__TO BE DONE__. Gather all lines containing the string "Cihampelas" and copy them out.

__STORED ROWS__.

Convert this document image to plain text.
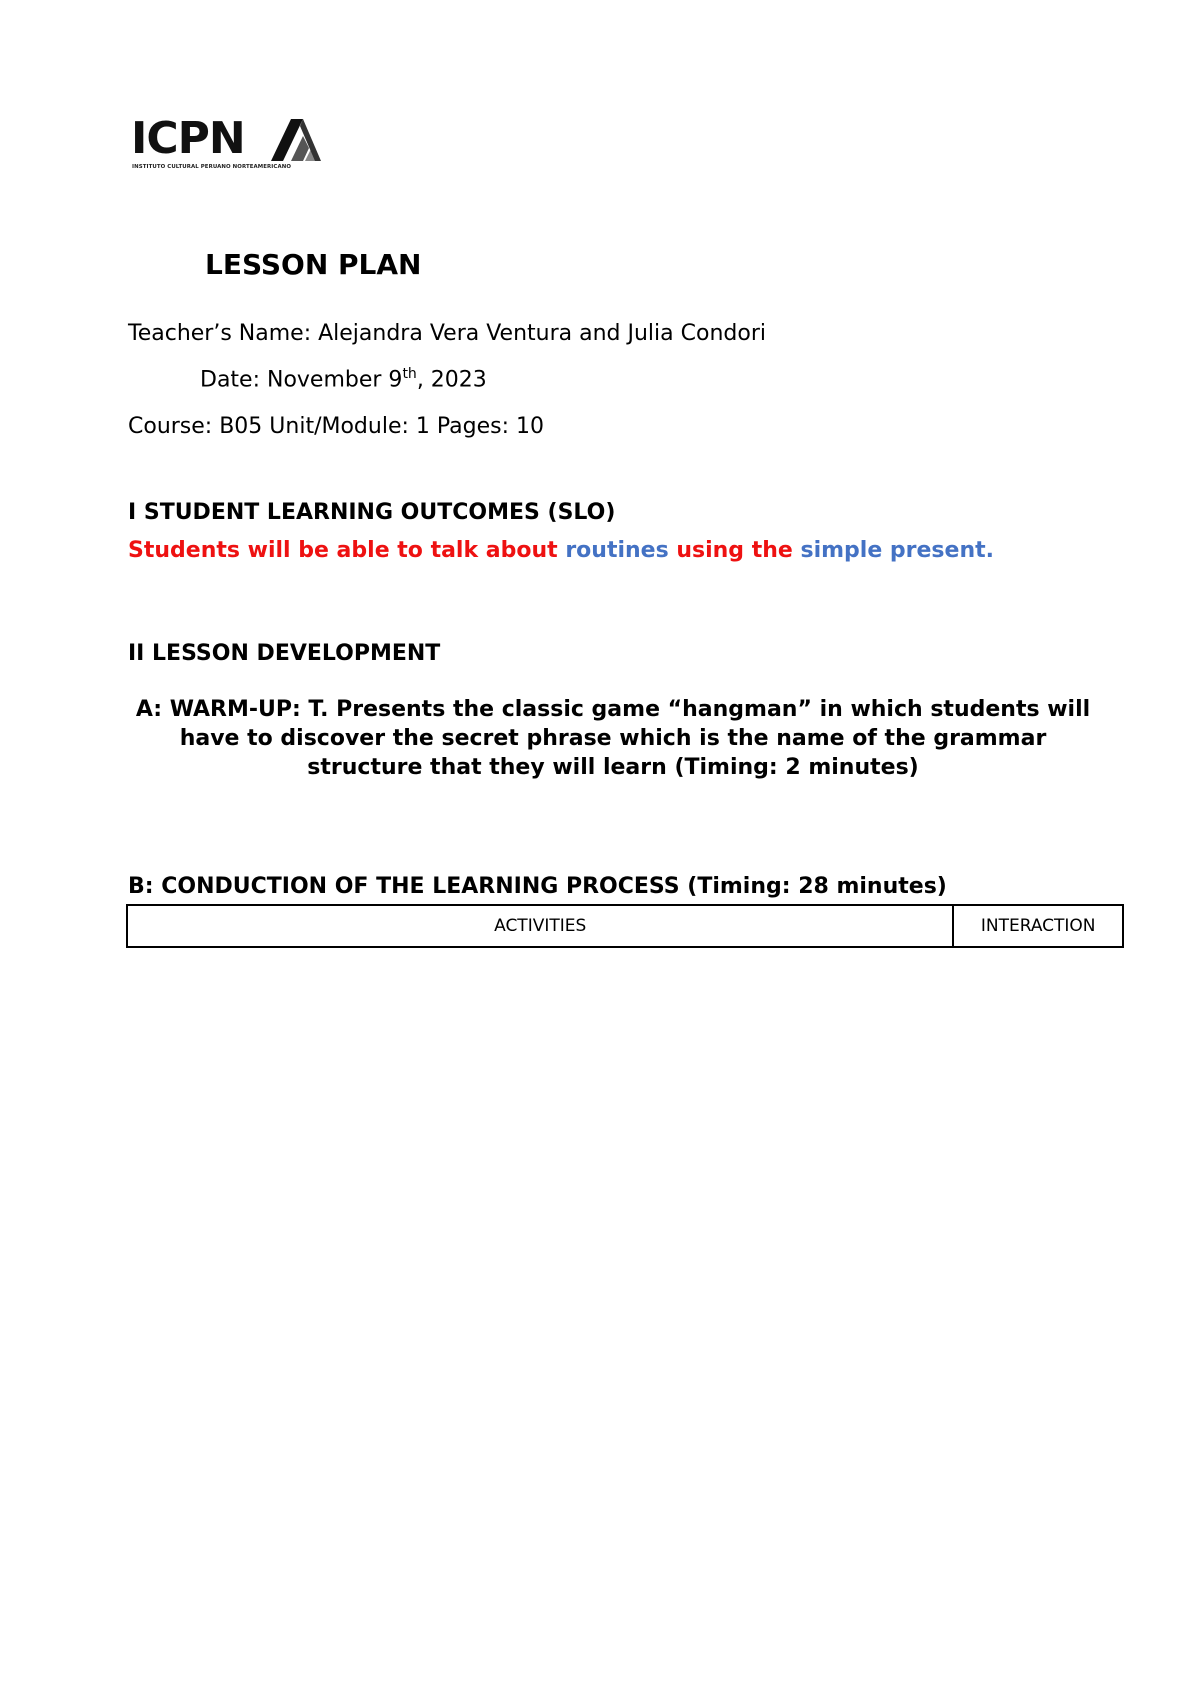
ICPN
INSTITUTO CULTURAL PERUANO NORTEAMERICANO
LESSON PLAN

Teacher’s Name: Alejandra Vera Ventura and Julia Condori

Date: November 9th, 2023

Course: B05 Unit/Module: 1 Pages: 10

I STUDENT LEARNING OUTCOMES (SLO)

Students will be able to talk about routines using the simple present.

II LESSON DEVELOPMENT

A: WARM-UP: T. Presents the classic game “hangman” in which students will have to discover the secret phrase which is the name of the grammar structure that they will learn (Timing: 2 minutes)

B: CONDUCTION OF THE LEARNING PROCESS (Timing: 28 minutes)
ACTIVITIES	INTERACTION
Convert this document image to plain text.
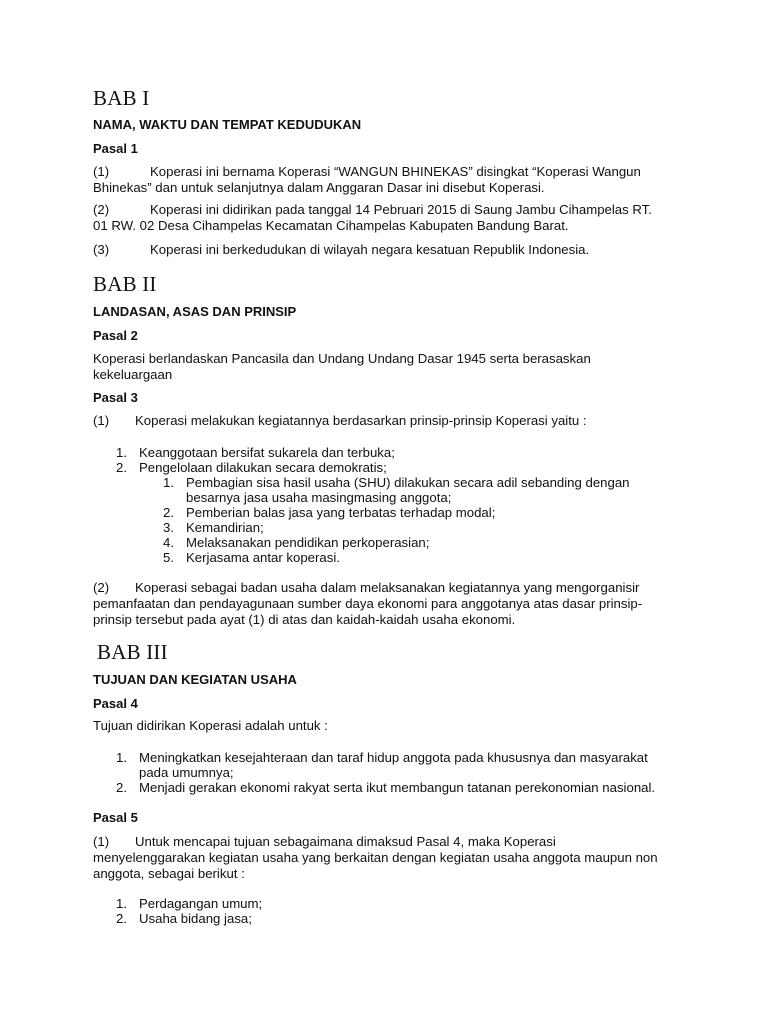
BAB I
NAMA, WAKTU DAN TEMPAT KEDUDUKAN
Pasal 1
(1)	Koperasi ini bernama Koperasi “WANGUN BHINEKAS” disingkat “Koperasi Wangun
Bhinekas” dan untuk selanjutnya dalam Anggaran Dasar ini disebut Koperasi.
(2)	Koperasi ini didirikan pada tanggal 14 Pebruari 2015 di Saung Jambu Cihampelas RT.
01 RW. 02 Desa Cihampelas Kecamatan Cihampelas Kabupaten Bandung Barat.
(3)	Koperasi ini berkedudukan di wilayah negara kesatuan Republik Indonesia.
BAB II
LANDASAN, ASAS DAN PRINSIP
Pasal 2
Koperasi berlandaskan Pancasila dan Undang Undang Dasar 1945 serta berasaskan
kekeluargaan
Pasal 3
(1) Koperasi melakukan kegiatannya berdasarkan prinsip-prinsip Koperasi yaitu :
1. Keanggotaan bersifat sukarela dan terbuka;
2. Pengelolaan dilakukan secara demokratis;
1. Pembagian sisa hasil usaha (SHU) dilakukan secara adil sebanding dengan
besarnya jasa usaha masingmasing anggota;
2. Pemberian balas jasa yang terbatas terhadap modal;
3. Kemandirian;
4. Melaksanakan pendidikan perkoperasian;
5. Kerjasama antar koperasi.
(2) Koperasi sebagai badan usaha dalam melaksanakan kegiatannya yang mengorganisir
pemanfaatan dan pendayagunaan sumber daya ekonomi para anggotanya atas dasar prinsip-
prinsip tersebut pada ayat (1) di atas dan kaidah-kaidah usaha ekonomi.
BAB III
TUJUAN DAN KEGIATAN USAHA
Pasal 4
Tujuan didirikan Koperasi adalah untuk :
1. Meningkatkan kesejahteraan dan taraf hidup anggota pada khususnya dan masyarakat
pada umumnya;
2. Menjadi gerakan ekonomi rakyat serta ikut membangun tatanan perekonomian nasional.
Pasal 5
(1) Untuk mencapai tujuan sebagaimana dimaksud Pasal 4, maka Koperasi
menyelenggarakan kegiatan usaha yang berkaitan dengan kegiatan usaha anggota maupun non
anggota, sebagai berikut :
1. Perdagangan umum;
2. Usaha bidang jasa;
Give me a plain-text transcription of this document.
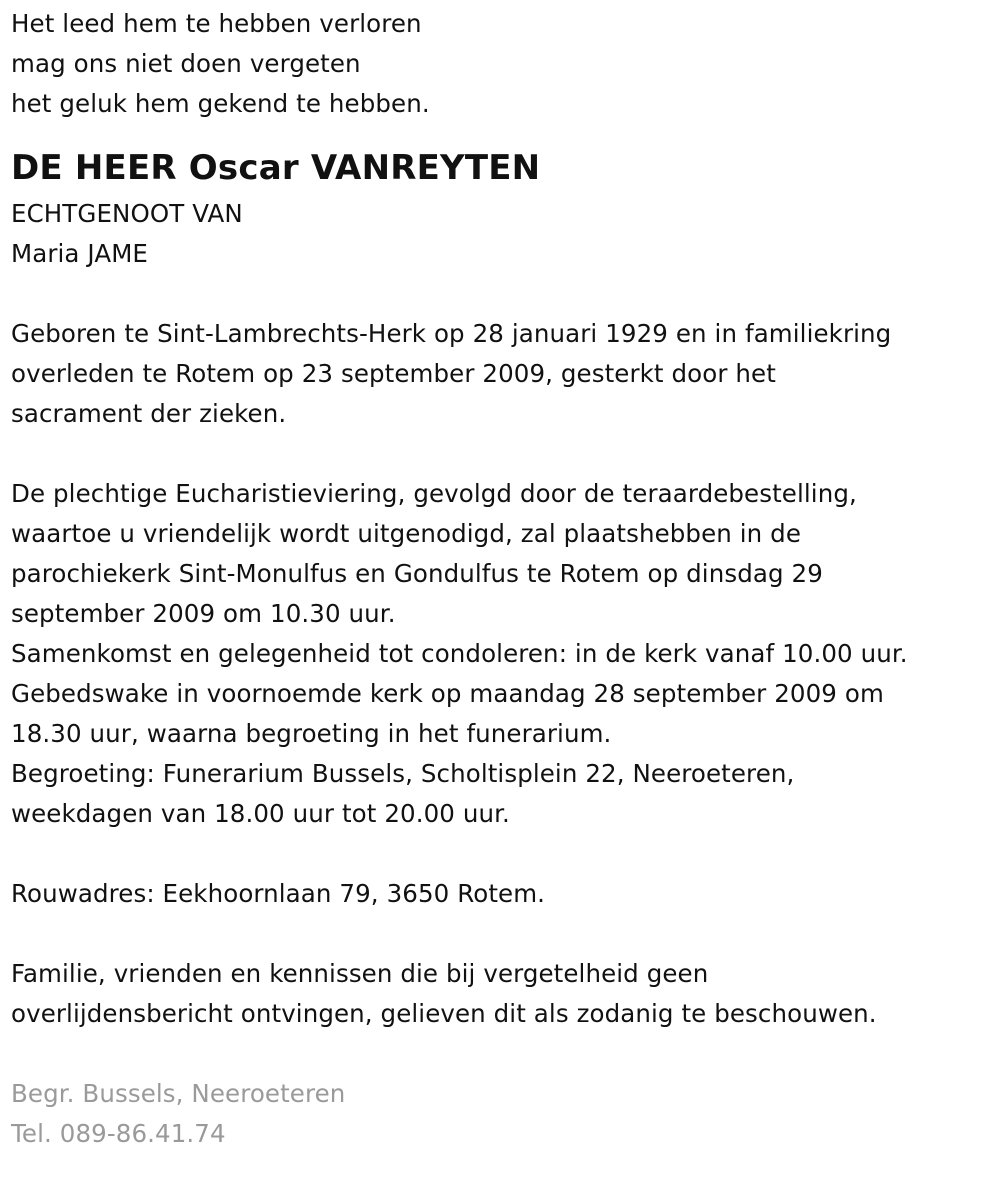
Het leed hem te hebben verloren
mag ons niet doen vergeten
het geluk hem gekend te hebben.
DE HEER Oscar VANREYTEN
ECHTGENOOT VAN
Maria JAME
Geboren te Sint-Lambrechts-Herk op 28 januari 1929 en in familiekring
overleden te Rotem op 23 september 2009, gesterkt door het
sacrament der zieken.
De plechtige Eucharistieviering, gevolgd door de teraardebestelling,
waartoe u vriendelijk wordt uitgenodigd, zal plaatshebben in de
parochiekerk Sint-Monulfus en Gondulfus te Rotem op dinsdag 29
september 2009 om 10.30 uur.
Samenkomst en gelegenheid tot condoleren: in de kerk vanaf 10.00 uur.
Gebedswake in voornoemde kerk op maandag 28 september 2009 om
18.30 uur, waarna begroeting in het funerarium.
Begroeting: Funerarium Bussels, Scholtisplein 22, Neeroeteren,
weekdagen van 18.00 uur tot 20.00 uur.
Rouwadres: Eekhoornlaan 79, 3650 Rotem.
Familie, vrienden en kennissen die bij vergetelheid geen
overlijdensbericht ontvingen, gelieven dit als zodanig te beschouwen.
Begr. Bussels, Neeroeteren
Tel. 089-86.41.74
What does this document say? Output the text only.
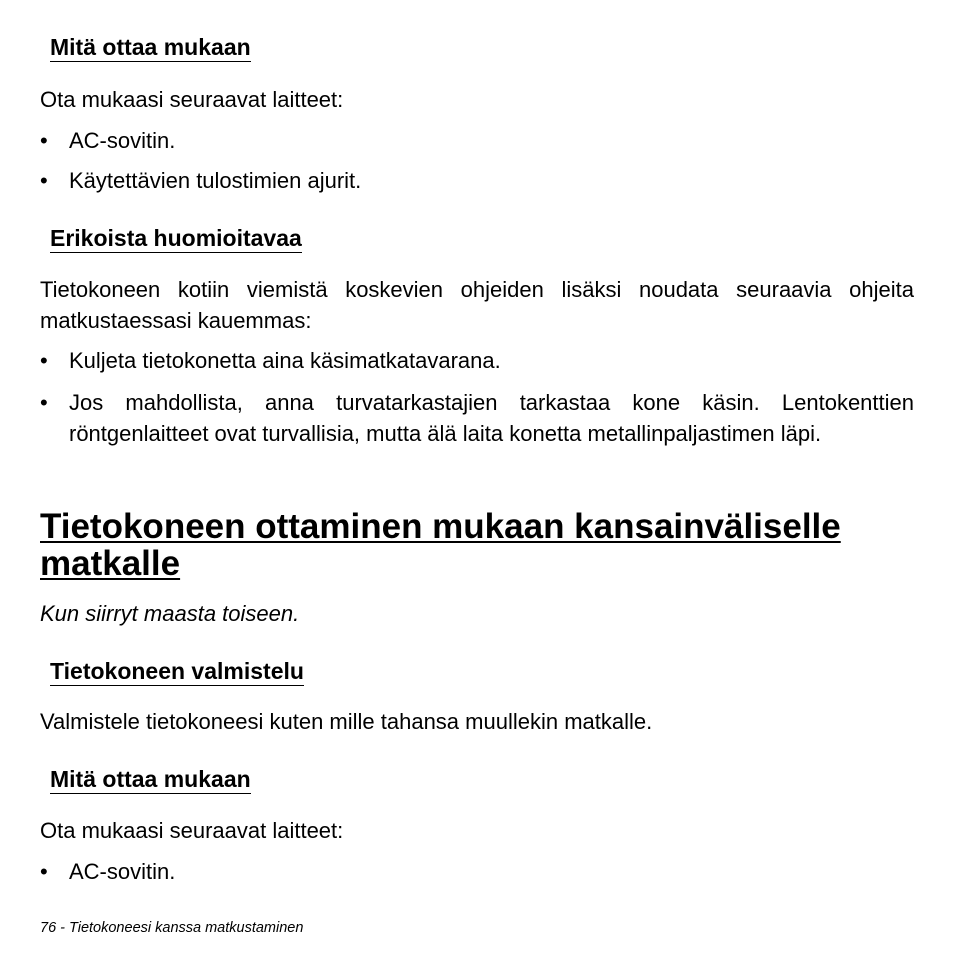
Mitä ottaa mukaan
Ota mukaasi seuraavat laitteet:
• AC-sovitin.
• Käytettävien tulostimien ajurit.
Erikoista huomioitavaa
Tietokoneen kotiin viemistä koskevien ohjeiden lisäksi noudata seuraavia ohjeita matkustaessasi kauemmas:
• Kuljeta tietokonetta aina käsimatkatavarana.
• Jos mahdollista, anna turvatarkastajien tarkastaa kone käsin. Lentokenttien röntgenlaitteet ovat turvallisia, mutta älä laita konetta metallinpaljastimen läpi.
Tietokoneen ottaminen mukaan kansainväliselle matkalle
Kun siirryt maasta toiseen.
Tietokoneen valmistelu
Valmistele tietokoneesi kuten mille tahansa muullekin matkalle.
Mitä ottaa mukaan
Ota mukaasi seuraavat laitteet:
• AC-sovitin.
76 - Tietokoneesi kanssa matkustaminen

__OUTPUT FOR THIS TASK__.
(2)	Koperasi ini didirikan pada tanggal 14 Pebruari 2015 di Saung Jambu Cihampelas RT.
01 RW. 02 Desa Cihampelas Kecamatan Cihampelas Kabupaten Bandung Barat.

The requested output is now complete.